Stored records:
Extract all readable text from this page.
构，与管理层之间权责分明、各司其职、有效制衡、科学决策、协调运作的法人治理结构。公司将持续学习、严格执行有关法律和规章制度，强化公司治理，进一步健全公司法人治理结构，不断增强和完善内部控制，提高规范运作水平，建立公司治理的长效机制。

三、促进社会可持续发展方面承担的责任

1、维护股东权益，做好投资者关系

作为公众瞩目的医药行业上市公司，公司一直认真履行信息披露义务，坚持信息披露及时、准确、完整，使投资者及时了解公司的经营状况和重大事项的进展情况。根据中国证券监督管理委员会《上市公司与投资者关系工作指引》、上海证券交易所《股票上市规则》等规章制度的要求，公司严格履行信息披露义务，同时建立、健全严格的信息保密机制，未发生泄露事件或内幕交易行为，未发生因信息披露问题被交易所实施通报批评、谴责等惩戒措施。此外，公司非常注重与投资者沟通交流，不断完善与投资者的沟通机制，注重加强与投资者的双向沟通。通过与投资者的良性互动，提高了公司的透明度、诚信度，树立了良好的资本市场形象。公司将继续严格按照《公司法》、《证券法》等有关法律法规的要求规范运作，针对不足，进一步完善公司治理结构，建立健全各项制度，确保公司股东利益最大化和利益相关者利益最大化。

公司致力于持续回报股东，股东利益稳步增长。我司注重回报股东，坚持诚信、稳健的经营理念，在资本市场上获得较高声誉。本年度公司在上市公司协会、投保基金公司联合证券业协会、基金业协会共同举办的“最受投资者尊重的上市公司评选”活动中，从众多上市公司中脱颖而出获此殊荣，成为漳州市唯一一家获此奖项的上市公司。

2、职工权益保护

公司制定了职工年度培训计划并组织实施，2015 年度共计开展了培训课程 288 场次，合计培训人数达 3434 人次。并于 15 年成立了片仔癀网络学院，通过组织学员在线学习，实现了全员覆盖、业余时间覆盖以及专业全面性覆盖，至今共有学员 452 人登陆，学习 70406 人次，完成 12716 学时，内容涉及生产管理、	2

* * *

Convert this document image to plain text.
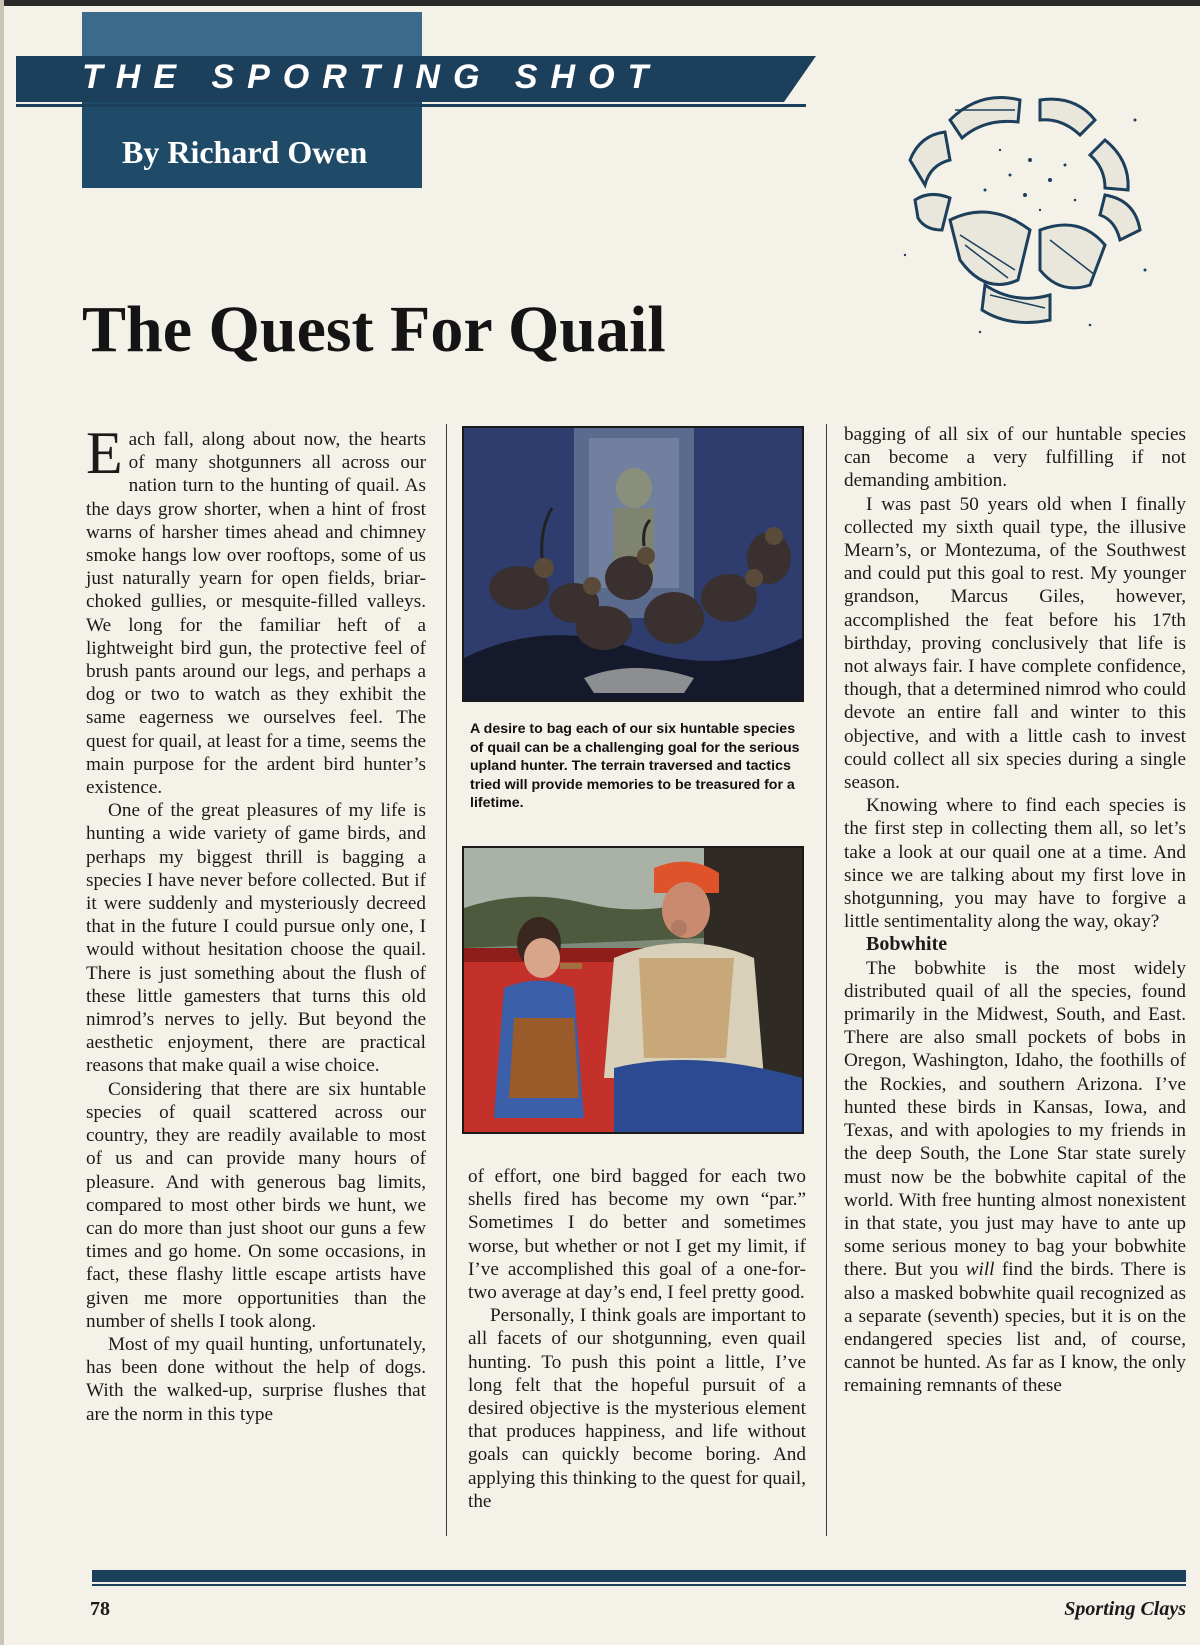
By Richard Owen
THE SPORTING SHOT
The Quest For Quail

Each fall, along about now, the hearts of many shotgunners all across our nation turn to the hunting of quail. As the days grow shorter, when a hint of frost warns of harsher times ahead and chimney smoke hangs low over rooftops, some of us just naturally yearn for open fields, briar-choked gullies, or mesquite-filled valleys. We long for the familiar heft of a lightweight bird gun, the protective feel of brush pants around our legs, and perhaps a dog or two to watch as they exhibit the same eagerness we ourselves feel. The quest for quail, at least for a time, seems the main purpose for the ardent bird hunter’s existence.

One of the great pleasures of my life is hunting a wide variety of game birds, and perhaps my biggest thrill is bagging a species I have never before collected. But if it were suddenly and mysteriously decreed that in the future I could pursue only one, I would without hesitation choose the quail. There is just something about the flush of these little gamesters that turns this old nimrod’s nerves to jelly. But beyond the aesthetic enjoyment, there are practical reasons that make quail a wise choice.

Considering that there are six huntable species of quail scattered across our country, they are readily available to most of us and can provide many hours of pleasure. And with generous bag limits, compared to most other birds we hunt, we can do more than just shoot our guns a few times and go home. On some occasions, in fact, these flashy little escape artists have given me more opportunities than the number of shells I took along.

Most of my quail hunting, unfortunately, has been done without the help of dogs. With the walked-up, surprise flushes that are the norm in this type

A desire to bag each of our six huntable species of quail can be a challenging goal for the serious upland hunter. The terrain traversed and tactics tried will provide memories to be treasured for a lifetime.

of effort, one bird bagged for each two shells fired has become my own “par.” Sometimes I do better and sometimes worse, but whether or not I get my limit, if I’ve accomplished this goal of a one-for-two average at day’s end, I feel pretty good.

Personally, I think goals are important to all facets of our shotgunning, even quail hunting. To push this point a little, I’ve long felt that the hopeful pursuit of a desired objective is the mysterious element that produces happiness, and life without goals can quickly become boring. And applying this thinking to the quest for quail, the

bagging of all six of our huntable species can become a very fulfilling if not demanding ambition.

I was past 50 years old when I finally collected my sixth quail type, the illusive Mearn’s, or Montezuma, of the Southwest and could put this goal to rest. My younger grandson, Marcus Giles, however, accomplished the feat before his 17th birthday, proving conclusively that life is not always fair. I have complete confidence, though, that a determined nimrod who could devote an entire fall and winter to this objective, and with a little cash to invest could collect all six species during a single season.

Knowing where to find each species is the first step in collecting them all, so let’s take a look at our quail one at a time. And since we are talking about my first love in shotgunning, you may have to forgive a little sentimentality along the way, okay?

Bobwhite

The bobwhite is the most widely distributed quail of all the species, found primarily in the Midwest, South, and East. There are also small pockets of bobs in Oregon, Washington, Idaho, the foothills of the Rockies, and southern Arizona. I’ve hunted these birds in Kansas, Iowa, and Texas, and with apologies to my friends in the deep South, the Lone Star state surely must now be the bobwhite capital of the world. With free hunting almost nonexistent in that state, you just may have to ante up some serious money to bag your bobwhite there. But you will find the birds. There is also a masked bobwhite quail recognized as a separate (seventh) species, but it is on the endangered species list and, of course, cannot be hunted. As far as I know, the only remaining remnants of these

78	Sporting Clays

**What to do**
From the records above, pull out every line containing the word "objective".

**Completed exercise**
Personally, I think goals are important to all facets of our shotgunning, even quail hunting. To push this point a little, I’ve long felt that the hopeful pursuit of a desired objective is the mysterious element that produces happiness, and life without goals can quickly become boring. And applying this thinking to the quest for quail, the
I was past 50 years old when I finally collected my sixth quail type, the illusive Mearn’s, or Montezuma, of the Southwest and could put this goal to rest. My younger grandson, Marcus Giles, however, accomplished the feat before his 17th birthday, proving conclusively that life is not always fair. I have complete confidence, though, that a determined nimrod who could devote an entire fall and winter to this objective, and with a little cash to invest could collect all six species during a single season.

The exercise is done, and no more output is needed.